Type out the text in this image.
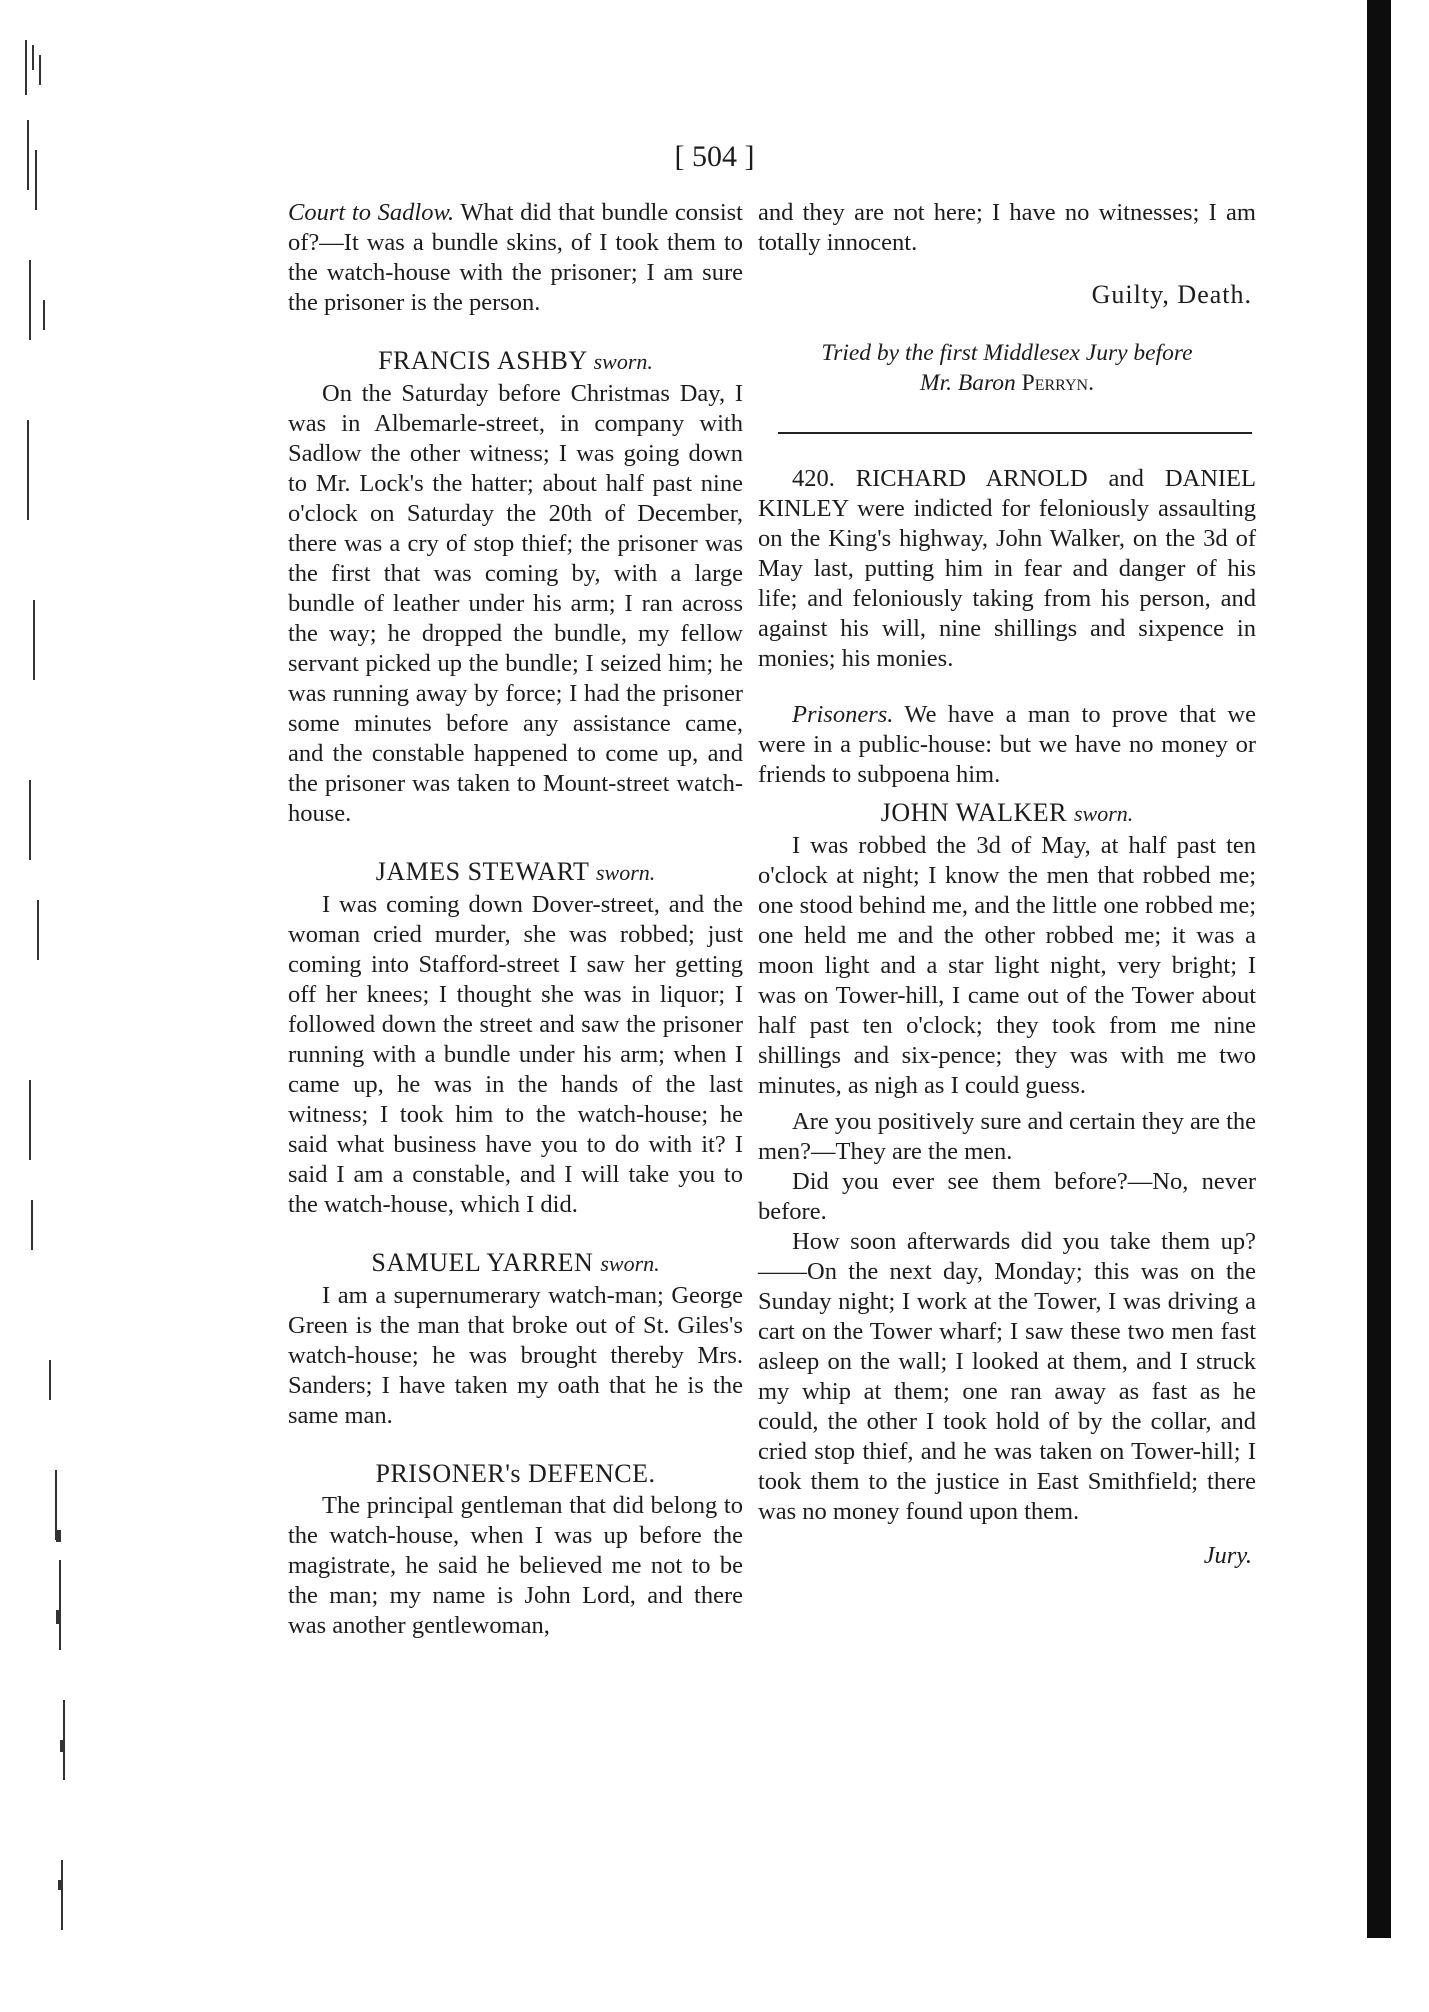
[ 504 ]

Court to Sadlow. What did that bundle consist of?—It was a bundle skins, of I took them to the watch-house with the prisoner; I am sure the prisoner is the person.

FRANCIS ASHBY sworn.

On the Saturday before Christmas Day, I was in Albemarle-street, in company with Sadlow the other witness; I was going down to Mr. Lock's the hatter; about half past nine o'clock on Saturday the 20th of December, there was a cry of stop thief; the prisoner was the first that was coming by, with a large bundle of leather under his arm; I ran across the way; he dropped the bundle, my fellow servant picked up the bundle; I seized him; he was running away by force; I had the prisoner some minutes before any assistance came, and the constable happened to come up, and the prisoner was taken to Mount-street watch-house.

JAMES STEWART sworn.

I was coming down Dover-street, and the woman cried murder, she was robbed; just coming into Stafford-street I saw her getting off her knees; I thought she was in liquor; I followed down the street and saw the prisoner running with a bundle under his arm; when I came up, he was in the hands of the last witness; I took him to the watch-house; he said what business have you to do with it? I said I am a constable, and I will take you to the watch-house, which I did.

SAMUEL YARREN sworn.

I am a supernumerary watch-man; George Green is the man that broke out of St. Giles's watch-house; he was brought thereby Mrs. Sanders; I have taken my oath that he is the same man.

PRISONER's DEFENCE.

The principal gentleman that did belong to the watch-house, when I was up before the magistrate, he said he believed me not to be the man; my name is John Lord, and there was another gentlewoman,

and they are not here; I have no witnesses; I am totally innocent.

Guilty, Death.

Tried by the first Middlesex Jury before
Mr. Baron Perryn.

420. RICHARD ARNOLD and DANIEL KINLEY were indicted for feloniously assaulting on the King's highway, John Walker, on the 3d of May last, putting him in fear and danger of his life; and feloniously taking from his person, and against his will, nine shillings and sixpence in monies; his monies.

Prisoners. We have a man to prove that we were in a public-house: but we have no money or friends to subpoena him.

JOHN WALKER sworn.

I was robbed the 3d of May, at half past ten o'clock at night; I know the men that robbed me; one stood behind me, and the little one robbed me; one held me and the other robbed me; it was a moon light and a star light night, very bright; I was on Tower-hill, I came out of the Tower about half past ten o'clock; they took from me nine shillings and six-pence; they was with me two minutes, as nigh as I could guess.

Are you positively sure and certain they are the men?—They are the men.

Did you ever see them before?—No, never before.

How soon afterwards did you take them up?——On the next day, Monday; this was on the Sunday night; I work at the Tower, I was driving a cart on the Tower wharf; I saw these two men fast asleep on the wall; I looked at them, and I struck my whip at them; one ran away as fast as he could, the other I took hold of by the collar, and cried stop thief, and he was taken on Tower-hill; I took them to the justice in East Smithfield; there was no money found upon them.

Jury.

Instruction:
Repeat the material above word for word, please, apart from its images.

Full answer:
Type out the text in this image.
[ 504 ]

Court to Sadlow. What did that bundle consist of?—It was a bundle skins, of I took them to the watch-house with the prisoner; I am sure the prisoner is the person.

FRANCIS ASHBY sworn.

On the Saturday before Christmas Day, I was in Albemarle-street, in company with Sadlow the other witness; I was going down to Mr. Lock's the hatter; about half past nine o'clock on Saturday the 20th of December, there was a cry of stop thief; the prisoner was the first that was coming by, with a large bundle of leather under his arm; I ran across the way; he dropped the bundle, my fellow servant picked up the bundle; I seized him; he was running away by force; I had the prisoner some minutes before any assistance came, and the constable happened to come up, and the prisoner was taken to Mount-street watch-house.

JAMES STEWART sworn.

I was coming down Dover-street, and the woman cried murder, she was robbed; just coming into Stafford-street I saw her getting off her knees; I thought she was in liquor; I followed down the street and saw the prisoner running with a bundle under his arm; when I came up, he was in the hands of the last witness; I took him to the watch-house; he said what business have you to do with it? I said I am a constable, and I will take you to the watch-house, which I did.

SAMUEL YARREN sworn.

I am a supernumerary watch-man; George Green is the man that broke out of St. Giles's watch-house; he was brought thereby Mrs. Sanders; I have taken my oath that he is the same man.

PRISONER's DEFENCE.

The principal gentleman that did belong to the watch-house, when I was up before the magistrate, he said he believed me not to be the man; my name is John Lord, and there was another gentlewoman,

and they are not here; I have no witnesses; I am totally innocent.

Guilty, Death.

Tried by the first Middlesex Jury before
Mr. Baron Perryn.

420. RICHARD ARNOLD and DANIEL KINLEY were indicted for feloniously assaulting on the King's highway, John Walker, on the 3d of May last, putting him in fear and danger of his life; and feloniously taking from his person, and against his will, nine shillings and sixpence in monies; his monies.

Prisoners. We have a man to prove that we were in a public-house: but we have no money or friends to subpoena him.

JOHN WALKER sworn.

I was robbed the 3d of May, at half past ten o'clock at night; I know the men that robbed me; one stood behind me, and the little one robbed me; one held me and the other robbed me; it was a moon light and a star light night, very bright; I was on Tower-hill, I came out of the Tower about half past ten o'clock; they took from me nine shillings and six-pence; they was with me two minutes, as nigh as I could guess.

Are you positively sure and certain they are the men?—They are the men.

Did you ever see them before?—No, never before.

How soon afterwards did you take them up?——On the next day, Monday; this was on the Sunday night; I work at the Tower, I was driving a cart on the Tower wharf; I saw these two men fast asleep on the wall; I looked at them, and I struck my whip at them; one ran away as fast as he could, the other I took hold of by the collar, and cried stop thief, and he was taken on Tower-hill; I took them to the justice in East Smithfield; there was no money found upon them.

Jury.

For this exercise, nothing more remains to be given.